SHORT TASK: Take every line from the listing below that contains "Farceur".

Saved entries:
>> BEGIN

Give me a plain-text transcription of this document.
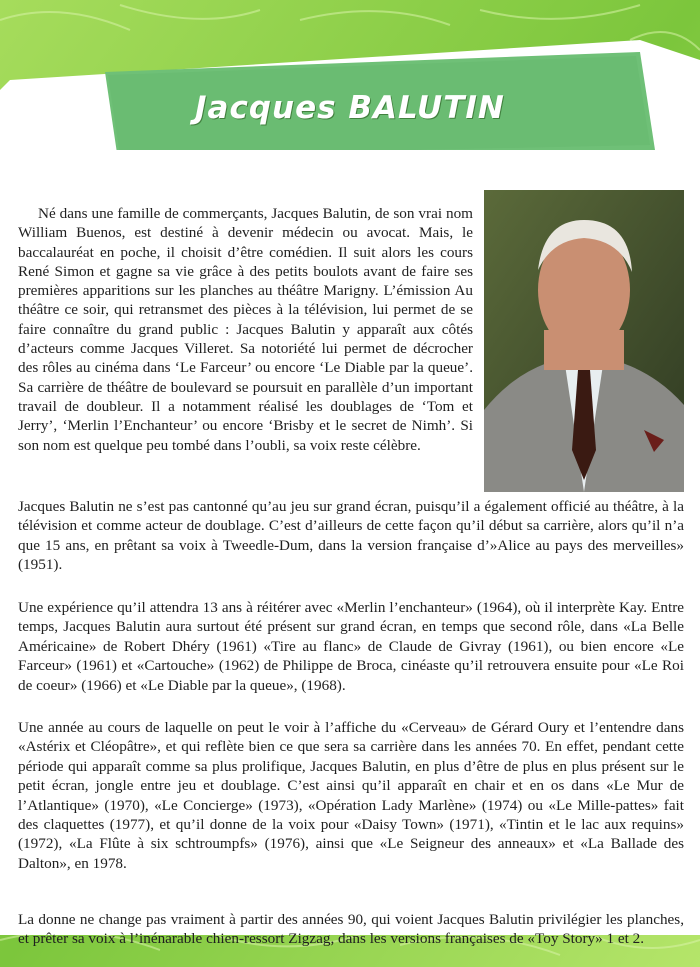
Jacques BALUTIN

Né dans une famille de commerçants, Jacques Balutin, de son vrai nom William Buenos, est destiné à devenir médecin ou avocat. Mais, le baccalauréat en poche, il choisit d’être comédien. Il suit alors les cours René Simon et gagne sa vie grâce à des petits boulots avant de faire ses premières apparitions sur les planches au théâtre Marigny. L’émission Au théâtre ce soir, qui retransmet des pièces à la télévision, lui permet de se faire connaître du grand public : Jacques Balutin y apparaît aux côtés d’acteurs comme Jacques Villeret. Sa notoriété lui permet de décrocher des rôles au cinéma dans ‘Le Farceur’ ou encore ‘Le Diable par la queue’. Sa carrière de théâtre de boulevard se poursuit en parallèle d’un important travail de doubleur. Il a notamment réalisé les doublages de ‘Tom et Jerry’, ‘Merlin l’Enchanteur’ ou encore ‘Brisby et le secret de Nimh’. Si son nom est quelque peu tombé dans l’oubli, sa voix reste célèbre.

Jacques Balutin ne s’est pas cantonné qu’au jeu sur grand écran, puisqu’il a également officié au théâtre, à la télévision et comme acteur de doublage. C’est d’ailleurs de cette façon qu’il début sa carrière, alors qu’il n’a que 15 ans, en prêtant sa voix à Tweedle-Dum, dans la version française d’»Alice au pays des merveilles» (1951).

Une expérience qu’il attendra 13 ans à réitérer avec «Merlin l’enchanteur» (1964), où il interprète Kay. Entre temps, Jacques Balutin aura surtout été présent sur grand écran, en temps que second rôle, dans «La Belle Américaine» de Robert Dhéry (1961) «Tire au flanc» de Claude de Givray (1961), ou bien encore «Le Farceur» (1961) et «Cartouche» (1962) de Philippe de Broca, cinéaste qu’il retrouvera ensuite pour «Le Roi de coeur» (1966) et «Le Diable par la queue», (1968).

Une année au cours de laquelle on peut le voir à l’affiche du «Cerveau» de Gérard Oury et l’entendre dans «Astérix et Cléopâtre», et qui reflète bien ce que sera sa carrière dans les années 70. En effet, pendant cette période qui apparaît comme sa plus prolifique, Jacques Balutin, en plus d’être de plus en plus présent sur le petit écran, jongle entre jeu et doublage. C’est ainsi qu’il apparaît en chair et en os dans «Le Mur de l’Atlantique» (1970), «Le Concierge» (1973), «Opération Lady Marlène» (1974) ou «Le Mille-pattes» fait des claquettes (1977), et qu’il donne de la voix pour «Daisy Town» (1971), «Tintin et le lac aux requins» (1972), «La Flûte à six schtroumpfs» (1976), ainsi que «Le Seigneur des anneaux» et «La Ballade des Dalton», en 1978.

La donne ne change pas vraiment à partir des années 90, qui voient Jacques Balutin privilégier les planches, et prêter sa voix à l’inénarable chien-ressort Zigzag, dans les versions françaises de «Toy Story» 1 et 2.
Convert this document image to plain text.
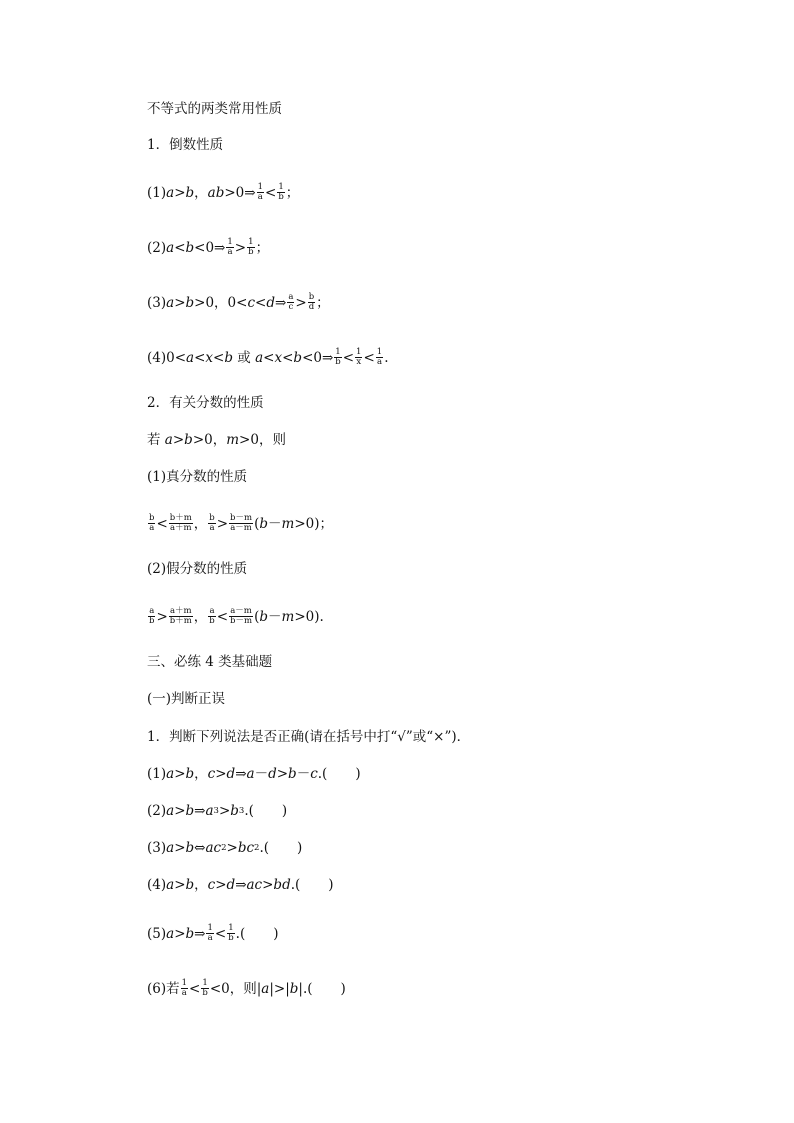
不等式的两类常用性质
1．倒数性质
(1) a > b ， ab >0⇒ $\frac{1}{a} < \frac{1}{b}$ ；
(2) a < b <0⇒ $\frac{1}{a} > \frac{1}{b}$ ；
(3) a > b >0，0< c < d ⇒ $\frac{a}{c} > \frac{b}{d}$ ；
(4)0< a < x < b 或 a < x < b <0⇒ $\frac{1}{b} < \frac{1}{x} < \frac{1}{a}$ .
2．有关分数的性质
若 a > b >0， m >0，则
(1)真分数的性质
$\frac{b}{a} < \frac{b+m}{a+m}$ ， $\frac{b}{a} > \frac{b-m}{a-m}$ ( b － m >0)；
(2)假分数的性质
$\frac{a}{b} > \frac{a+m}{b+m}$ ， $\frac{a}{b} < \frac{a-m}{b-m}$ ( b － m >0).
三、必练 4 类基础题
(一)判断正误
1．判断下列说法是否正确(请在括号中打“√”或“×”)．
(1) a > b ， c > d ⇒ a － d > b － c .( )
(2) a > b ⇒ a 3 > b 3 .( )
(3) a > b ⇔ ac 2 > bc 2 .( )
(4) a > b ， c > d ⇒ ac > bd .( )
(5) a > b ⇒ $\frac{1}{a} < \frac{1}{b}$ .( )
(6)若 $\frac{1}{a} < \frac{1}{b} <0$，则| a |>| b |.( )
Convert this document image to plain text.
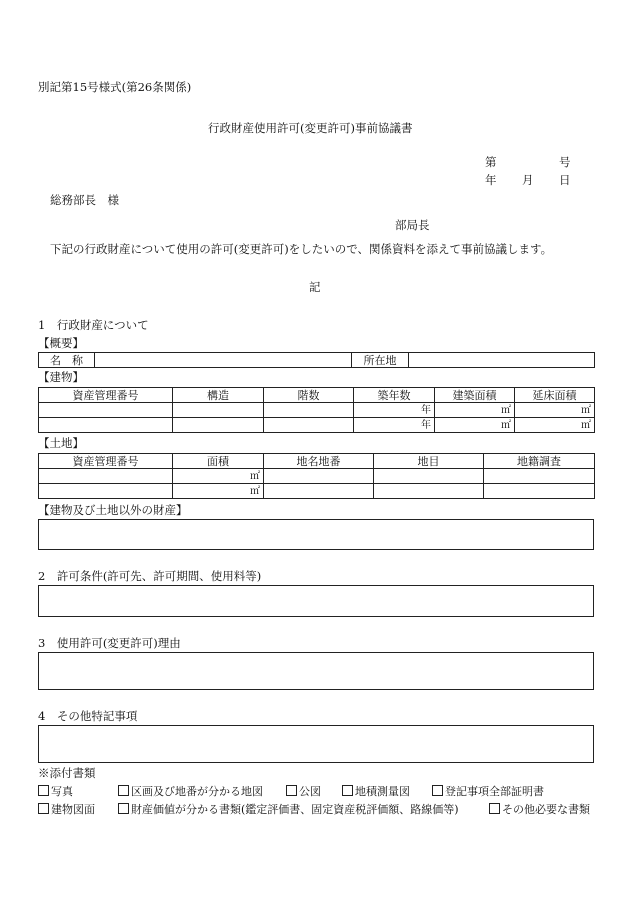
別記第15号様式(第26条関係)
行政財産使用許可(変更許可)事前協議書
第	号
年 月 日
総務部長　様
部局長
下記の行政財産について使用の許可(変更許可)をしたいので、関係資料を添えて事前協議します。
記
1　行政財産について
【概要】
名　称		所在地	
【建物】
資産管理番号	構造	階数	築年数	建築面積	延床面積
			年	㎡	㎡
			年	㎡	㎡
【土地】
資産管理番号	面積	地名地番	地目	地籍調査
	㎡			
	㎡			
【建物及び土地以外の財産】
2　許可条件(許可先、許可期間、使用料等)
3　使用許可(変更許可)理由
4　その他特記事項
※添付書類
写真	区画及び地番が分かる地図	公図	地積測量図	登記事項全部証明書
建物図面	財産価値が分かる書類(鑑定評価書、固定資産税評価額、路線価等)	その他必要な書類
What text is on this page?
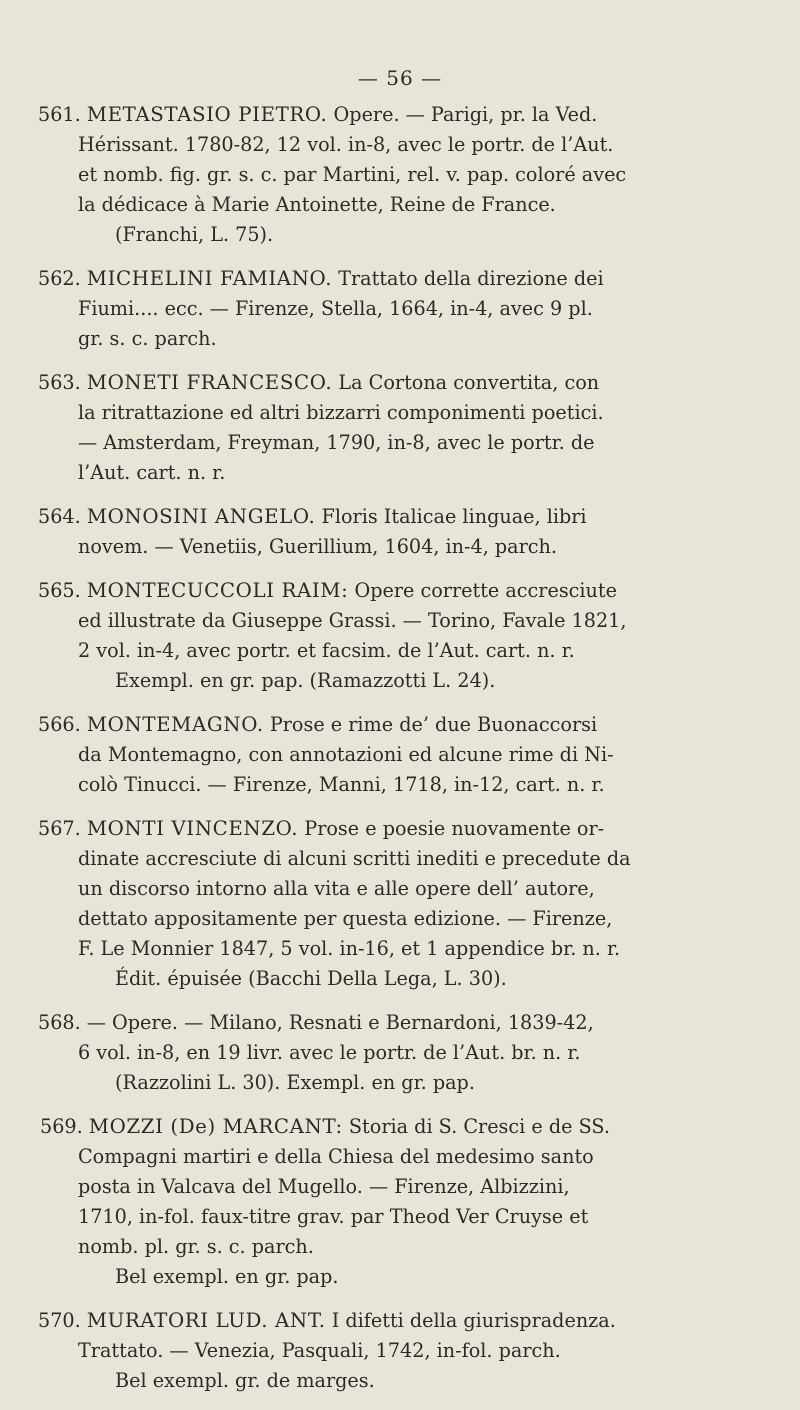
— 56 —
561. METASTASIO PIETRO. Opere. — Parigi, pr. la Ved.
Hérissant. 1780-82, 12 vol. in-8, avec le portr. de l’Aut.
et nomb. fig. gr. s. c. par Martini, rel. v. pap. coloré avec
la dédicace à Marie Antoinette, Reine de France.
(Franchi, L. 75).
562. MICHELINI FAMIANO. Trattato della direzione dei
Fiumi.... ecc. — Firenze, Stella, 1664, in-4, avec 9 pl.
gr. s. c. parch.
563. MONETI FRANCESCO. La Cortona convertita, con
la ritrattazione ed altri bizzarri componimenti poetici.
— Amsterdam, Freyman, 1790, in-8, avec le portr. de
l’Aut. cart. n. r.
564. MONOSINI ANGELO. Floris Italicae linguae, libri
novem. — Venetiis, Guerillium, 1604, in-4, parch.
565. MONTECUCCOLI RAIM: Opere corrette accresciute
ed illustrate da Giuseppe Grassi. — Torino, Favale 1821,
2 vol. in-4, avec portr. et facsim. de l’Aut. cart. n. r.
Exempl. en gr. pap. (Ramazzotti L. 24).
566. MONTEMAGNO. Prose e rime de’ due Buonaccorsi
da Montemagno, con annotazioni ed alcune rime di Ni-
colò Tinucci. — Firenze, Manni, 1718, in-12, cart. n. r.
567. MONTI VINCENZO. Prose e poesie nuovamente or-
dinate accresciute di alcuni scritti inediti e precedute da
un discorso intorno alla vita e alle opere dell’ autore,
dettato appositamente per questa edizione. — Firenze,
F. Le Monnier 1847, 5 vol. in-16, et 1 appendice br. n. r.
Édit. épuisée (Bacchi Della Lega, L. 30).
568. — Opere. — Milano, Resnati e Bernardoni, 1839-42,
6 vol. in-8, en 19 livr. avec le portr. de l’Aut. br. n. r.
(Razzolini L. 30). Exempl. en gr. pap.
569. MOZZI (De) MARCANT: Storia di S. Cresci e de SS.
Compagni martiri e della Chiesa del medesimo santo
posta in Valcava del Mugello. — Firenze, Albizzini,
1710, in-fol. faux-titre grav. par Theod Ver Cruyse et
nomb. pl. gr. s. c. parch.
Bel exempl. en gr. pap.
570. MURATORI LUD. ANT. I difetti della giurispradenza.
Trattato. — Venezia, Pasquali, 1742, in-fol. parch.
Bel exempl. gr. de marges.
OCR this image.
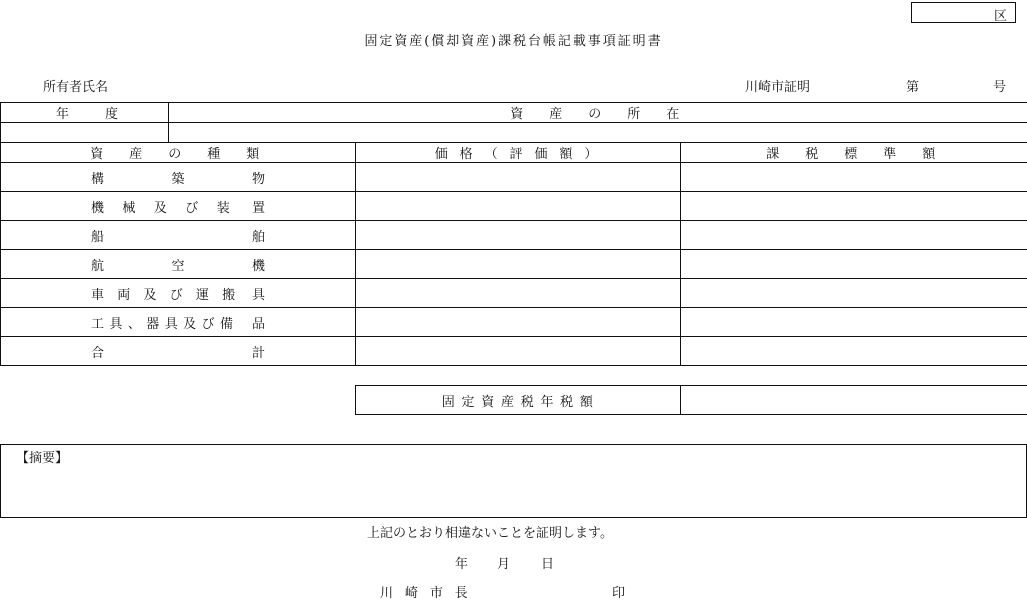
区
固定資産(償却資産)課税台帳記載事項証明書
所有者氏名	川崎市証明	第	号
年 度	資　産　の　所　在		

資　産　の　種　類		価 格 （ 評 価 額 ）	課　税　標　準　額

構 築 物			

機 械 及 び 装 置			

船 舶			

航 空 機			

車 両 及 び 運 搬 具			

工 具 、 器 具 及 び 備 品			

合 計			

固 定 資 産 税 年 税 額	
【摘要】
上記のとおり相違ないことを証明します。
年 月 日
川 崎 市 長	印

>> END

OUTPUT FOR THIS EXERCISE:
Né dans une famille de commerçants, Jacques Balutin, de son vrai nom William Buenos, est destiné à devenir médecin ou avocat. Mais, le baccalauréat en poche, il choisit d’être comédien. Il suit alors les cours René Simon et gagne sa vie grâce à des petits boulots avant de faire ses premières apparitions sur les planches au théâtre Marigny. L’émission Au théâtre ce soir, qui retransmet des pièces à la télévision, lui permet de se faire connaître du grand public : Jacques Balutin y apparaît aux côtés d’acteurs comme Jacques Villeret. Sa notoriété lui permet de décrocher des rôles au cinéma dans ‘Le Farceur’ ou encore ‘Le Diable par la queue’. Sa carrière de théâtre de boulevard se poursuit en parallèle d’un important travail de doubleur. Il a notamment réalisé les doublages de ‘Tom et Jerry’, ‘Merlin l’Enchanteur’ ou encore ‘Brisby et le secret de Nimh’. Si son nom est quelque peu tombé dans l’oubli, sa voix reste célèbre.
Une expérience qu’il attendra 13 ans à réitérer avec «Merlin l’enchanteur» (1964), où il interprète Kay. Entre temps, Jacques Balutin aura surtout été présent sur grand écran, en temps que second rôle, dans «La Belle Américaine» de Robert Dhéry (1961) «Tire au flanc» de Claude de Givray (1961), ou bien encore «Le Farceur» (1961) et «Cartouche» (1962) de Philippe de Broca, cinéaste qu’il retrouvera ensuite pour «Le Roi de coeur» (1966) et «Le Diable par la queue», (1968).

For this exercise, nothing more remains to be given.